#### [Directions for this task]
Below are records. Copy every line with "اتجاه" in it.

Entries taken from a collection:
—————
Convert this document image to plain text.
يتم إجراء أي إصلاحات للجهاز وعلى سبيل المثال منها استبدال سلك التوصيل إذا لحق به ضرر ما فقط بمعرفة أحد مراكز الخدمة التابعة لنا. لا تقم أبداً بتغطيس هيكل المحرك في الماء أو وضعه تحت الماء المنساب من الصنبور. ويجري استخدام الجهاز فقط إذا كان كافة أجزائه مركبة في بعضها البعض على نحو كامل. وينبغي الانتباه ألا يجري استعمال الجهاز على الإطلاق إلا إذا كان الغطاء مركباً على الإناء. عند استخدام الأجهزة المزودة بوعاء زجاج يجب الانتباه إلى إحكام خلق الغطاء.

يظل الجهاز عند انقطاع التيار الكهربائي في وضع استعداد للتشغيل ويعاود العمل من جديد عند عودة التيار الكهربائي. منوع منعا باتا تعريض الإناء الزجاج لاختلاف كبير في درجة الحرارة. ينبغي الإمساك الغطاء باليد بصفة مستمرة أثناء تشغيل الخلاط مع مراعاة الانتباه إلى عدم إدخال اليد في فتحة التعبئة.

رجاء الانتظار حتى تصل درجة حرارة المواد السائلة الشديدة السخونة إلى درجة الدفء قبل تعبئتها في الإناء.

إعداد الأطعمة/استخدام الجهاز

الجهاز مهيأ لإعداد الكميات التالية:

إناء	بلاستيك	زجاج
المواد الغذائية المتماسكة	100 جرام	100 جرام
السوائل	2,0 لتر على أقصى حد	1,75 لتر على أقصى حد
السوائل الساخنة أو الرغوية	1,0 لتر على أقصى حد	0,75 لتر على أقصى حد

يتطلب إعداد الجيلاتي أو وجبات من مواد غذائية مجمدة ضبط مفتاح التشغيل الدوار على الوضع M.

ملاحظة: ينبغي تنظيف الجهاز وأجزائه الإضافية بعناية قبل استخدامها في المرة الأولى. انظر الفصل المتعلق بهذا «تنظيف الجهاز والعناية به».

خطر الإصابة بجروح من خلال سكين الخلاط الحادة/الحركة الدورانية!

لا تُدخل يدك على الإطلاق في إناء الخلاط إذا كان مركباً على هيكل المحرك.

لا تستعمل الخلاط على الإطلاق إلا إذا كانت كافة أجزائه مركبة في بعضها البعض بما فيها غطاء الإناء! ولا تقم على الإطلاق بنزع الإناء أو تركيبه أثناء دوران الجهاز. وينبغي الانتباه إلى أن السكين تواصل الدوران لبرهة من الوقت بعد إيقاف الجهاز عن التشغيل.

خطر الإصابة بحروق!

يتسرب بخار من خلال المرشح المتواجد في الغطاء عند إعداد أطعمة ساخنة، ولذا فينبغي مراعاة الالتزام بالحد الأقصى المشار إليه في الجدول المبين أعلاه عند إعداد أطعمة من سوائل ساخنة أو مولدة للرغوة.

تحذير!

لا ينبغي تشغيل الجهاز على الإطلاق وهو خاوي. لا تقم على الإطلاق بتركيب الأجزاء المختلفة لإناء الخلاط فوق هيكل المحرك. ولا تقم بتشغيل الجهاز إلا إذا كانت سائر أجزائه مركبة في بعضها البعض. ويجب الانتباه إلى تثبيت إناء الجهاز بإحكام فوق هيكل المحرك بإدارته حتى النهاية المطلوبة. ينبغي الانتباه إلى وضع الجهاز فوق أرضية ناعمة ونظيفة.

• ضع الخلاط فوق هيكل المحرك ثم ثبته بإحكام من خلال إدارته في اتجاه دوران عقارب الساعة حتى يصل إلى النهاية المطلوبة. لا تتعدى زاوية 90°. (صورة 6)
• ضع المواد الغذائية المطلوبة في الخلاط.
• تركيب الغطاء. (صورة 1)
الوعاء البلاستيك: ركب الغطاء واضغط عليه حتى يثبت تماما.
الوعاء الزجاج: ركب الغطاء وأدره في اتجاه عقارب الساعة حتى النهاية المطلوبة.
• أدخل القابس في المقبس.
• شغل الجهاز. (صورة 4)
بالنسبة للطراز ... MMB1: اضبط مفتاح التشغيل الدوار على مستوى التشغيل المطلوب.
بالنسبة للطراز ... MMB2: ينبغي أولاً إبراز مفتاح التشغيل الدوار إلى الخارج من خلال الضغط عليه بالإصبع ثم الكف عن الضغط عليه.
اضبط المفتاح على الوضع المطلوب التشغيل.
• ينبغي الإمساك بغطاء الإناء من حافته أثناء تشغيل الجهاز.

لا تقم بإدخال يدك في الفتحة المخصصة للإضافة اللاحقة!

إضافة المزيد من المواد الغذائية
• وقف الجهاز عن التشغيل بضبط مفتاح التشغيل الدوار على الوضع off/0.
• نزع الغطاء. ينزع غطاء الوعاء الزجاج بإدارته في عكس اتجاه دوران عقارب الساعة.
—————
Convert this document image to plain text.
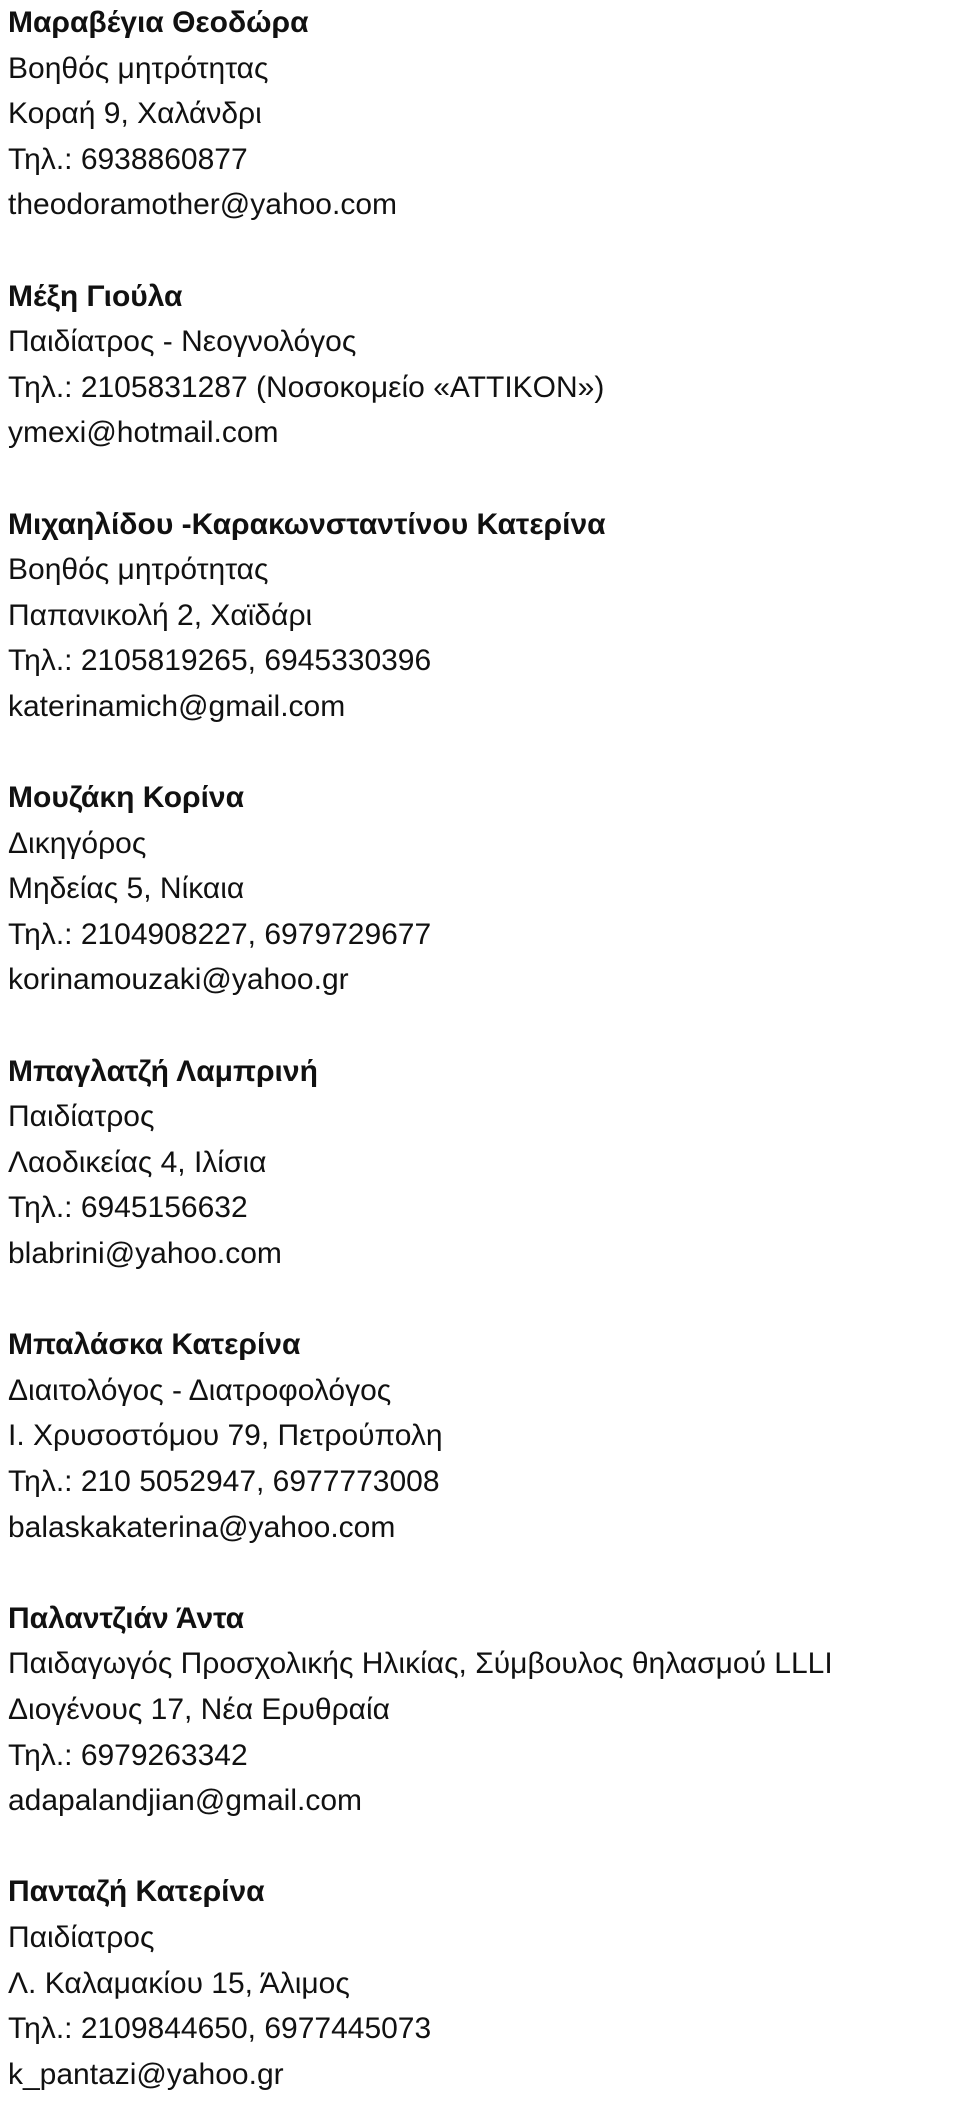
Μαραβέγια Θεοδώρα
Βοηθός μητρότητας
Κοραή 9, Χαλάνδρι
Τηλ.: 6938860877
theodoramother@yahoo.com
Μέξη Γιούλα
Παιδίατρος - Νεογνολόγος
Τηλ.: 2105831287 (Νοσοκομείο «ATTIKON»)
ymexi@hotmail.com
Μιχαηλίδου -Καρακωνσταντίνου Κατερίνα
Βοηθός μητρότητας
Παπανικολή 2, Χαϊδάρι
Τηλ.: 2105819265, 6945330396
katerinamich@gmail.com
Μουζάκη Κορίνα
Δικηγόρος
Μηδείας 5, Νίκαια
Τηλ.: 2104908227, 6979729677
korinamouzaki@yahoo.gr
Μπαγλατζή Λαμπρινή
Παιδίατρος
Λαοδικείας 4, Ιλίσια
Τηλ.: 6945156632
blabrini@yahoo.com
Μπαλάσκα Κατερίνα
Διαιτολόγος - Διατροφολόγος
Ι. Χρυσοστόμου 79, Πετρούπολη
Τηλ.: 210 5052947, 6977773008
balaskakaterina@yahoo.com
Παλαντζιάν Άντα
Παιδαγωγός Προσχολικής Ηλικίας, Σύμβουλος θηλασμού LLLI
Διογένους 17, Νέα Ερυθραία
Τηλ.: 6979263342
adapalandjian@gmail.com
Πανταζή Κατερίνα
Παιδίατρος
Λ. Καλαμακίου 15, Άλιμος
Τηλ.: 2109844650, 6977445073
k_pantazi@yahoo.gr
—————
#### [Response]
• ضع الخلاط فوق هيكل المحرك ثم ثبته بإحكام من خلال إدارته في اتجاه دوران عقارب الساعة حتى يصل إلى النهاية المطلوبة. لا تتعدى زاوية 90°. (صورة 6)
الوعاء الزجاج: ركب الغطاء وأدره في اتجاه عقارب الساعة حتى النهاية المطلوبة.
• نزع الغطاء. ينزع غطاء الوعاء الزجاج بإدارته في عكس اتجاه دوران عقارب الساعة.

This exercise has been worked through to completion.